Reproduce every entry exactly.

[Start]

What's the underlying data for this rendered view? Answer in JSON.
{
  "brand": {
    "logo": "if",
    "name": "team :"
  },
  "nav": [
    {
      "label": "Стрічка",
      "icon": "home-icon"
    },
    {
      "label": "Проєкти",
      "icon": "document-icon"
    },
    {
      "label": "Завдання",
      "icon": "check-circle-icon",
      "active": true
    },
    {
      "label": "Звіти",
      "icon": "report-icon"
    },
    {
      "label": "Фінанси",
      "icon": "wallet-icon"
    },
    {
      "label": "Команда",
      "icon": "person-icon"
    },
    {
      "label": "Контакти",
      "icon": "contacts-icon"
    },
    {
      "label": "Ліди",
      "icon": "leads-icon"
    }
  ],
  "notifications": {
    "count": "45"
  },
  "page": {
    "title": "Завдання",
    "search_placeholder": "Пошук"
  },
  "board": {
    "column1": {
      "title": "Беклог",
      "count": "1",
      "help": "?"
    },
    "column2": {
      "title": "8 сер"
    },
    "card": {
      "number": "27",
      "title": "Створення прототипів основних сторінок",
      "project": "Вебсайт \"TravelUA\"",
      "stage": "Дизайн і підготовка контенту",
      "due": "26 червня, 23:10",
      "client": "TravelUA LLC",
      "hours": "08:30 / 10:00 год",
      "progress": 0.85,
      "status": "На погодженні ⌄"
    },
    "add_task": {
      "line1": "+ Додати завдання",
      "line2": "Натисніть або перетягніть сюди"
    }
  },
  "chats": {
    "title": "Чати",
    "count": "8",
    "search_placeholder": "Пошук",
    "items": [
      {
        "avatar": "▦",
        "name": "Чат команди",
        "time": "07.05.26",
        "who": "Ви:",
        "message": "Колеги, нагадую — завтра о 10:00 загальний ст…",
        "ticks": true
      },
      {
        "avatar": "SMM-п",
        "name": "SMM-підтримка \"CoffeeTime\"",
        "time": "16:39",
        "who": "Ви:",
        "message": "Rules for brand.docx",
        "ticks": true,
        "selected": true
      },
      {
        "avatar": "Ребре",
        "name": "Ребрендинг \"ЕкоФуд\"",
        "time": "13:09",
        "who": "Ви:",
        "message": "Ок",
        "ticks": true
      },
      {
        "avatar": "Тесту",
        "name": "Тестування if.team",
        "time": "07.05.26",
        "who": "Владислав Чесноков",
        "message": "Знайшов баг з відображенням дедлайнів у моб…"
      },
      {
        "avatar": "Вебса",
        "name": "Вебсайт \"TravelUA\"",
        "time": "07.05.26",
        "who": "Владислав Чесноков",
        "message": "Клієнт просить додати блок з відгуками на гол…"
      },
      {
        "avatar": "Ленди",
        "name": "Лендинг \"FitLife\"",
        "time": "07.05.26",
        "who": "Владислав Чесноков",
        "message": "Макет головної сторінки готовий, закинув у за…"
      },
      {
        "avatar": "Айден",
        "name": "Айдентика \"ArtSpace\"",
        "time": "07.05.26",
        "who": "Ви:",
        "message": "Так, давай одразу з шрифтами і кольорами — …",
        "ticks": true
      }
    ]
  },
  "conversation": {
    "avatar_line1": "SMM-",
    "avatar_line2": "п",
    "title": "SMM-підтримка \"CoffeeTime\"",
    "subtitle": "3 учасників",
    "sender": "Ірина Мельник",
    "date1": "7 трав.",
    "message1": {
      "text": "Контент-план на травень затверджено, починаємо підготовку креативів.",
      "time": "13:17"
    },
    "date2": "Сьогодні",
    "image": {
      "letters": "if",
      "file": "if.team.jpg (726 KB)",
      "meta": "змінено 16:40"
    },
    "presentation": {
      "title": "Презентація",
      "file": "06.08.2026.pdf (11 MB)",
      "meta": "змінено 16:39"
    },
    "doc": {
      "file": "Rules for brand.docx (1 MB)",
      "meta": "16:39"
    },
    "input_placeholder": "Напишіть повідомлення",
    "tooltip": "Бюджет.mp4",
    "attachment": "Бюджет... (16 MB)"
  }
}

[End]

• _Result of the task_
What's the underlying data for this rendered view? Answer in JSON.
{
  "brand": {
    "logo": "if",
    "name": "team :"
  },
  "nav": [
    {
      "label": "Стрічка",
      "icon": "home-icon"
    },
    {
      "label": "Проєкти",
      "icon": "document-icon"
    },
    {
      "label": "Завдання",
      "icon": "check-circle-icon",
      "active": true
    },
    {
      "label": "Звіти",
      "icon": "report-icon"
    },
    {
      "label": "Фінанси",
      "icon": "wallet-icon"
    },
    {
      "label": "Команда",
      "icon": "person-icon"
    },
    {
      "label": "Контакти",
      "icon": "contacts-icon"
    },
    {
      "label": "Ліди",
      "icon": "leads-icon"
    }
  ],
  "notifications": {
    "count": "45"
  },
  "page": {
    "title": "Завдання",
    "search_placeholder": "Пошук"
  },
  "board": {
    "column1": {
      "title": "Беклог",
      "count": "1",
      "help": "?"
    },
    "column2": {
      "title": "8 сер"
    },
    "card": {
      "number": "27",
      "title": "Створення прототипів основних сторінок",
      "project": "Вебсайт \"TravelUA\"",
      "stage": "Дизайн і підготовка контенту",
      "due": "26 червня, 23:10",
      "client": "TravelUA LLC",
      "hours": "08:30 / 10:00 год",
      "progress": 0.85,
      "status": "На погодженні ⌄"
    },
    "add_task": {
      "line1": "+ Додати завдання",
      "line2": "Натисніть або перетягніть сюди"
    }
  },
  "chats": {
    "title": "Чати",
    "count": "8",
    "search_placeholder": "Пошук",
    "items": [
      {
        "avatar": "▦",
        "name": "Чат команди",
        "time": "07.05.26",
        "who": "Ви:",
        "message": "Колеги, нагадую — завтра о 10:00 загальний ст…",
        "ticks": true
      },
      {
        "avatar": "SMM-п",
        "name": "SMM-підтримка \"CoffeeTime\"",
        "time": "16:39",
        "who": "Ви:",
        "message": "Rules for brand.docx",
        "ticks": true,
        "selected": true
      },
      {
        "avatar": "Ребре",
        "name": "Ребрендинг \"ЕкоФуд\"",
        "time": "13:09",
        "who": "Ви:",
        "message": "Ок",
        "ticks": true
      },
      {
        "avatar": "Тесту",
        "name": "Тестування if.team",
        "time": "07.05.26",
        "who": "Владислав Чесноков",
        "message": "Знайшов баг з відображенням дедлайнів у моб…"
      },
      {
        "avatar": "Вебса",
        "name": "Вебсайт \"TravelUA\"",
        "time": "07.05.26",
        "who": "Владислав Чесноков",
        "message": "Клієнт просить додати блок з відгуками на гол…"
      },
      {
        "avatar": "Ленди",
        "name": "Лендинг \"FitLife\"",
        "time": "07.05.26",
        "who": "Владислав Чесноков",
        "message": "Макет головної сторінки готовий, закинув у за…"
      },
      {
        "avatar": "Айден",
        "name": "Айдентика \"ArtSpace\"",
        "time": "07.05.26",
        "who": "Ви:",
        "message": "Так, давай одразу з шрифтами і кольорами — …",
        "ticks": true
      }
    ]
  },
  "conversation": {
    "avatar_line1": "SMM-",
    "avatar_line2": "п",
    "title": "SMM-підтримка \"CoffeeTime\"",
    "subtitle": "3 учасників",
    "sender": "Ірина Мельник",
    "date1": "7 трав.",
    "message1": {
      "text": "Контент-план на травень затверджено, починаємо підготовку креативів.",
      "time": "13:17"
    },
    "date2": "Сьогодні",
    "image": {
      "letters": "if",
      "file": "if.team.jpg (726 KB)",
      "meta": "змінено 16:40"
    },
    "presentation": {
      "title": "Презентація",
      "file": "06.08.2026.pdf (11 MB)",
      "meta": "змінено 16:39"
    },
    "doc": {
      "file": "Rules for brand.docx (1 MB)",
      "meta": "16:39"
    },
    "input_placeholder": "Напишіть повідомлення",
    "tooltip": "Бюджет.mp4",
    "attachment": "Бюджет... (16 MB)"
  }
}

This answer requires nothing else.